Data excerpts
## Begin
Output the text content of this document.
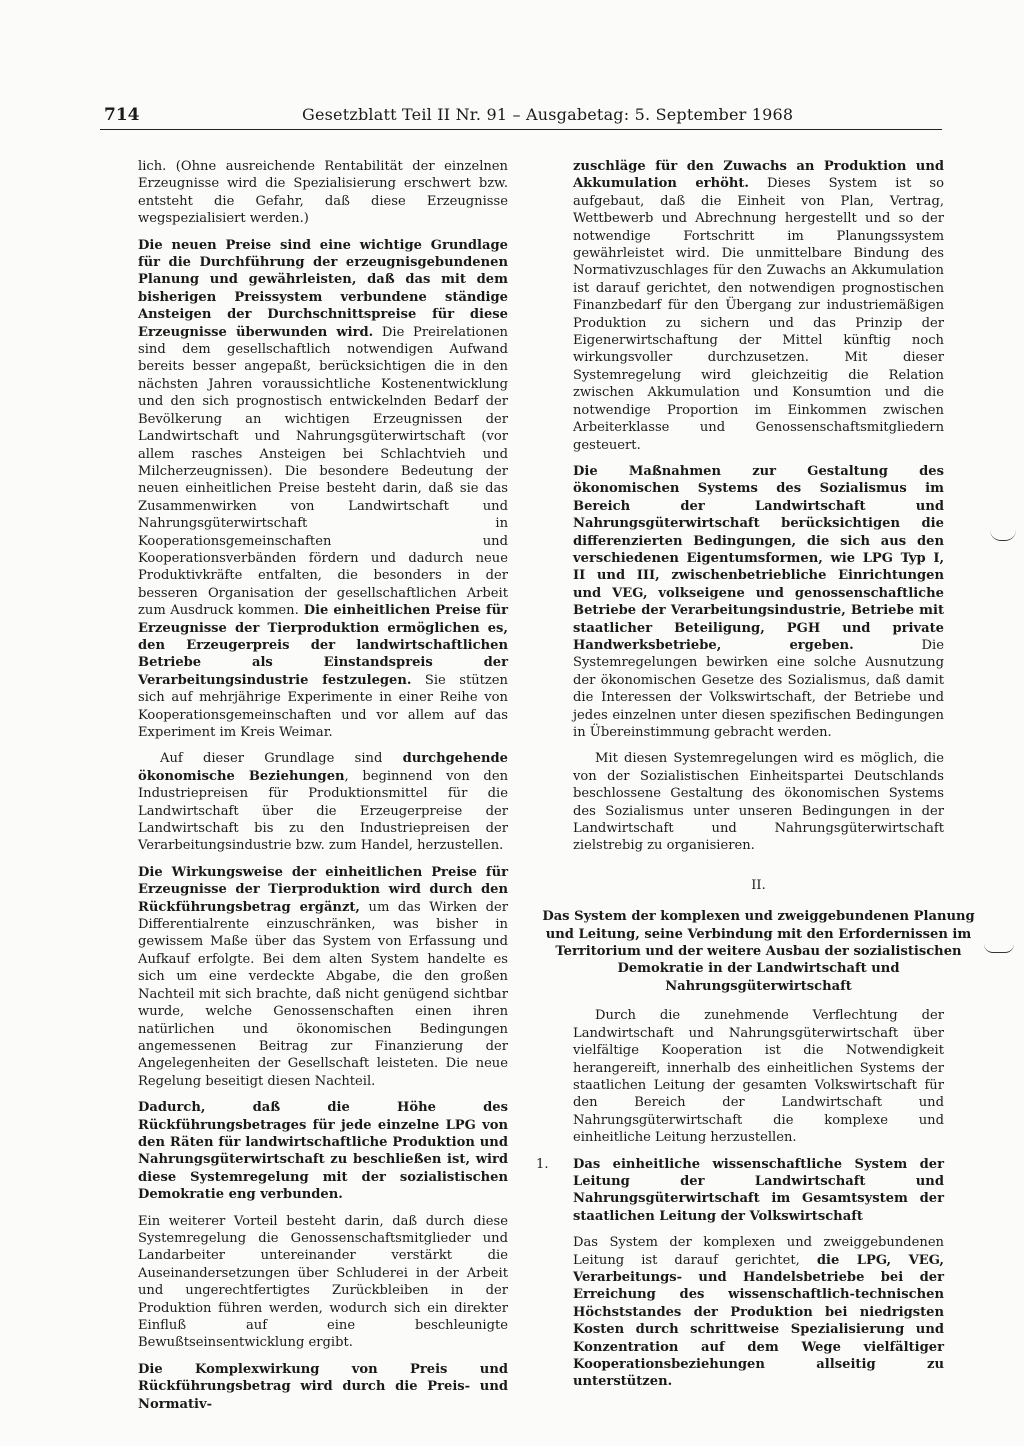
714	Gesetzblatt Teil II Nr. 91 – Ausgabetag: 5. September 1968

lich. (Ohne ausreichende Rentabilität der einzelnen Erzeugnisse wird die Spezialisierung erschwert bzw. entsteht die Gefahr, daß diese Erzeugnisse wegspezialisiert werden.)

Die neuen Preise sind eine wichtige Grundlage für die Durchführung der erzeugnisgebundenen Planung und gewährleisten, daß das mit dem bisherigen Preissystem verbundene ständige Ansteigen der Durchschnittspreise für diese Erzeugnisse überwunden wird. Die Preirelationen sind dem gesellschaftlich notwendigen Aufwand bereits besser angepaßt, berücksichtigen die in den nächsten Jahren voraussichtliche Kostenentwicklung und den sich prognostisch entwickelnden Bedarf der Bevölkerung an wichtigen Erzeugnissen der Landwirtschaft und Nahrungsgüterwirtschaft (vor allem rasches Ansteigen bei Schlachtvieh und Milcherzeugnissen). Die besondere Bedeutung der neuen einheitlichen Preise besteht darin, daß sie das Zusammenwirken von Landwirtschaft und Nahrungsgüterwirtschaft in Kooperationsgemeinschaften und Kooperationsverbänden fördern und dadurch neue Produktivkräfte entfalten, die besonders in der besseren Organisation der gesellschaftlichen Arbeit zum Ausdruck kommen. Die einheitlichen Preise für Erzeugnisse der Tierproduktion ermöglichen es, den Erzeugerpreis der landwirtschaftlichen Betriebe als Einstandspreis der Verarbeitungsindustrie festzulegen. Sie stützen sich auf mehrjährige Experimente in einer Reihe von Kooperationsgemeinschaften und vor allem auf das Experiment im Kreis Weimar.

Auf dieser Grundlage sind durchgehende ökonomische Beziehungen, beginnend von den Industriepreisen für Produktionsmittel für die Landwirtschaft über die Erzeugerpreise der Landwirtschaft bis zu den Industriepreisen der Verarbeitungsindustrie bzw. zum Handel, herzustellen.

Die Wirkungsweise der einheitlichen Preise für Erzeugnisse der Tierproduktion wird durch den Rückführungsbetrag ergänzt, um das Wirken der Differentialrente einzuschränken, was bisher in gewissem Maße über das System von Erfassung und Aufkauf erfolgte. Bei dem alten System handelte es sich um eine verdeckte Abgabe, die den großen Nachteil mit sich brachte, daß nicht genügend sichtbar wurde, welche Genossenschaften einen ihren natürlichen und ökonomischen Bedingungen angemessenen Beitrag zur Finanzierung der Angelegenheiten der Gesellschaft leisteten. Die neue Regelung beseitigt diesen Nachteil.

Dadurch, daß die Höhe des Rückführungsbetrages für jede einzelne LPG von den Räten für landwirtschaftliche Produktion und Nahrungsgüterwirtschaft zu beschließen ist, wird diese Systemregelung mit der sozialistischen Demokratie eng verbunden.

Ein weiterer Vorteil besteht darin, daß durch diese Systemregelung die Genossenschaftsmitglieder und Landarbeiter untereinander verstärkt die Auseinandersetzungen über Schluderei in der Arbeit und ungerechtfertigtes Zurückbleiben in der Produktion führen werden, wodurch sich ein direkter Einfluß auf eine beschleunigte Bewußtseinsentwicklung ergibt.

Die Komplexwirkung von Preis und Rückführungsbetrag wird durch die Preis- und Normativ-

zuschläge für den Zuwachs an Produktion und Akkumulation erhöht. Dieses System ist so aufgebaut, daß die Einheit von Plan, Vertrag, Wettbewerb und Abrechnung hergestellt und so der notwendige Fortschritt im Planungssystem gewährleistet wird. Die unmittelbare Bindung des Normativzuschlages für den Zuwachs an Akkumulation ist darauf gerichtet, den notwendigen prognostischen Finanzbedarf für den Übergang zur industriemäßigen Produktion zu sichern und das Prinzip der Eigenerwirtschaftung der Mittel künftig noch wirkungsvoller durchzusetzen. Mit dieser Systemregelung wird gleichzeitig die Relation zwischen Akkumulation und Konsumtion und die notwendige Proportion im Einkommen zwischen Arbeiterklasse und Genossenschaftsmitgliedern gesteuert.

Die Maßnahmen zur Gestaltung des ökonomischen Systems des Sozialismus im Bereich der Landwirtschaft und Nahrungsgüterwirtschaft berücksichtigen die differenzierten Bedingungen, die sich aus den verschiedenen Eigentumsformen, wie LPG Typ I, II und III, zwischenbetriebliche Einrichtungen und VEG, volkseigene und genossenschaftliche Betriebe der Verarbeitungsindustrie, Betriebe mit staatlicher Beteiligung, PGH und private Handwerksbetriebe, ergeben. Die Systemregelungen bewirken eine solche Ausnutzung der ökonomischen Gesetze des Sozialismus, daß damit die Interessen der Volkswirtschaft, der Betriebe und jedes einzelnen unter diesen spezifischen Bedingungen in Übereinstimmung gebracht werden.

Mit diesen Systemregelungen wird es möglich, die von der Sozialistischen Einheitspartei Deutschlands beschlossene Gestaltung des ökonomischen Systems des Sozialismus unter unseren Bedingungen in der Landwirtschaft und Nahrungsgüterwirtschaft zielstrebig zu organisieren.

II.
Das System der komplexen und zweiggebundenen Planung und Leitung, seine Verbindung mit den Erfordernissen im Territorium und der weitere Ausbau der sozialistischen Demokratie in der Landwirtschaft und Nahrungsgüterwirtschaft

Durch die zunehmende Verflechtung der Landwirtschaft und Nahrungsgüterwirtschaft über vielfältige Kooperation ist die Notwendigkeit herangereift, innerhalb des einheitlichen Systems der staatlichen Leitung der gesamten Volkswirtschaft für den Bereich der Landwirtschaft und Nahrungsgüterwirtschaft die komplexe und einheitliche Leitung herzustellen.

1.	Das einheitliche wissenschaftliche System der Leitung der Landwirtschaft und Nahrungsgüterwirtschaft im Gesamtsystem der staatlichen Leitung der Volkswirtschaft

Das System der komplexen und zweiggebundenen Leitung ist darauf gerichtet, die LPG, VEG, Verarbeitungs- und Handelsbetriebe bei der Erreichung des wissenschaftlich-technischen Höchststandes der Produktion bei niedrigsten Kosten durch schrittweise Spezialisierung und Konzentration auf dem Wege vielfältiger Kooperationsbeziehungen allseitig zu unterstützen.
## End
Exercise aim.
Strip the images and reproduce the remaining records precisely.

Full response.
Output the text content of this document.
714	Gesetzblatt Teil II Nr. 91 – Ausgabetag: 5. September 1968

lich. (Ohne ausreichende Rentabilität der einzelnen Erzeugnisse wird die Spezialisierung erschwert bzw. entsteht die Gefahr, daß diese Erzeugnisse wegspezialisiert werden.)

Die neuen Preise sind eine wichtige Grundlage für die Durchführung der erzeugnisgebundenen Planung und gewährleisten, daß das mit dem bisherigen Preissystem verbundene ständige Ansteigen der Durchschnittspreise für diese Erzeugnisse überwunden wird. Die Preirelationen sind dem gesellschaftlich notwendigen Aufwand bereits besser angepaßt, berücksichtigen die in den nächsten Jahren voraussichtliche Kostenentwicklung und den sich prognostisch entwickelnden Bedarf der Bevölkerung an wichtigen Erzeugnissen der Landwirtschaft und Nahrungsgüterwirtschaft (vor allem rasches Ansteigen bei Schlachtvieh und Milcherzeugnissen). Die besondere Bedeutung der neuen einheitlichen Preise besteht darin, daß sie das Zusammenwirken von Landwirtschaft und Nahrungsgüterwirtschaft in Kooperationsgemeinschaften und Kooperationsverbänden fördern und dadurch neue Produktivkräfte entfalten, die besonders in der besseren Organisation der gesellschaftlichen Arbeit zum Ausdruck kommen. Die einheitlichen Preise für Erzeugnisse der Tierproduktion ermöglichen es, den Erzeugerpreis der landwirtschaftlichen Betriebe als Einstandspreis der Verarbeitungsindustrie festzulegen. Sie stützen sich auf mehrjährige Experimente in einer Reihe von Kooperationsgemeinschaften und vor allem auf das Experiment im Kreis Weimar.

Auf dieser Grundlage sind durchgehende ökonomische Beziehungen, beginnend von den Industriepreisen für Produktionsmittel für die Landwirtschaft über die Erzeugerpreise der Landwirtschaft bis zu den Industriepreisen der Verarbeitungsindustrie bzw. zum Handel, herzustellen.

Die Wirkungsweise der einheitlichen Preise für Erzeugnisse der Tierproduktion wird durch den Rückführungsbetrag ergänzt, um das Wirken der Differentialrente einzuschränken, was bisher in gewissem Maße über das System von Erfassung und Aufkauf erfolgte. Bei dem alten System handelte es sich um eine verdeckte Abgabe, die den großen Nachteil mit sich brachte, daß nicht genügend sichtbar wurde, welche Genossenschaften einen ihren natürlichen und ökonomischen Bedingungen angemessenen Beitrag zur Finanzierung der Angelegenheiten der Gesellschaft leisteten. Die neue Regelung beseitigt diesen Nachteil.

Dadurch, daß die Höhe des Rückführungsbetrages für jede einzelne LPG von den Räten für landwirtschaftliche Produktion und Nahrungsgüterwirtschaft zu beschließen ist, wird diese Systemregelung mit der sozialistischen Demokratie eng verbunden.

Ein weiterer Vorteil besteht darin, daß durch diese Systemregelung die Genossenschaftsmitglieder und Landarbeiter untereinander verstärkt die Auseinandersetzungen über Schluderei in der Arbeit und ungerechtfertigtes Zurückbleiben in der Produktion führen werden, wodurch sich ein direkter Einfluß auf eine beschleunigte Bewußtseinsentwicklung ergibt.

Die Komplexwirkung von Preis und Rückführungsbetrag wird durch die Preis- und Normativ-

zuschläge für den Zuwachs an Produktion und Akkumulation erhöht. Dieses System ist so aufgebaut, daß die Einheit von Plan, Vertrag, Wettbewerb und Abrechnung hergestellt und so der notwendige Fortschritt im Planungssystem gewährleistet wird. Die unmittelbare Bindung des Normativzuschlages für den Zuwachs an Akkumulation ist darauf gerichtet, den notwendigen prognostischen Finanzbedarf für den Übergang zur industriemäßigen Produktion zu sichern und das Prinzip der Eigenerwirtschaftung der Mittel künftig noch wirkungsvoller durchzusetzen. Mit dieser Systemregelung wird gleichzeitig die Relation zwischen Akkumulation und Konsumtion und die notwendige Proportion im Einkommen zwischen Arbeiterklasse und Genossenschaftsmitgliedern gesteuert.

Die Maßnahmen zur Gestaltung des ökonomischen Systems des Sozialismus im Bereich der Landwirtschaft und Nahrungsgüterwirtschaft berücksichtigen die differenzierten Bedingungen, die sich aus den verschiedenen Eigentumsformen, wie LPG Typ I, II und III, zwischenbetriebliche Einrichtungen und VEG, volkseigene und genossenschaftliche Betriebe der Verarbeitungsindustrie, Betriebe mit staatlicher Beteiligung, PGH und private Handwerksbetriebe, ergeben. Die Systemregelungen bewirken eine solche Ausnutzung der ökonomischen Gesetze des Sozialismus, daß damit die Interessen der Volkswirtschaft, der Betriebe und jedes einzelnen unter diesen spezifischen Bedingungen in Übereinstimmung gebracht werden.

Mit diesen Systemregelungen wird es möglich, die von der Sozialistischen Einheitspartei Deutschlands beschlossene Gestaltung des ökonomischen Systems des Sozialismus unter unseren Bedingungen in der Landwirtschaft und Nahrungsgüterwirtschaft zielstrebig zu organisieren.

II.
Das System der komplexen und zweiggebundenen Planung und Leitung, seine Verbindung mit den Erfordernissen im Territorium und der weitere Ausbau der sozialistischen Demokratie in der Landwirtschaft und Nahrungsgüterwirtschaft

Durch die zunehmende Verflechtung der Landwirtschaft und Nahrungsgüterwirtschaft über vielfältige Kooperation ist die Notwendigkeit herangereift, innerhalb des einheitlichen Systems der staatlichen Leitung der gesamten Volkswirtschaft für den Bereich der Landwirtschaft und Nahrungsgüterwirtschaft die komplexe und einheitliche Leitung herzustellen.

1.	Das einheitliche wissenschaftliche System der Leitung der Landwirtschaft und Nahrungsgüterwirtschaft im Gesamtsystem der staatlichen Leitung der Volkswirtschaft

Das System der komplexen und zweiggebundenen Leitung ist darauf gerichtet, die LPG, VEG, Verarbeitungs- und Handelsbetriebe bei der Erreichung des wissenschaftlich-technischen Höchststandes der Produktion bei niedrigsten Kosten durch schrittweise Spezialisierung und Konzentration auf dem Wege vielfältiger Kooperationsbeziehungen allseitig zu unterstützen.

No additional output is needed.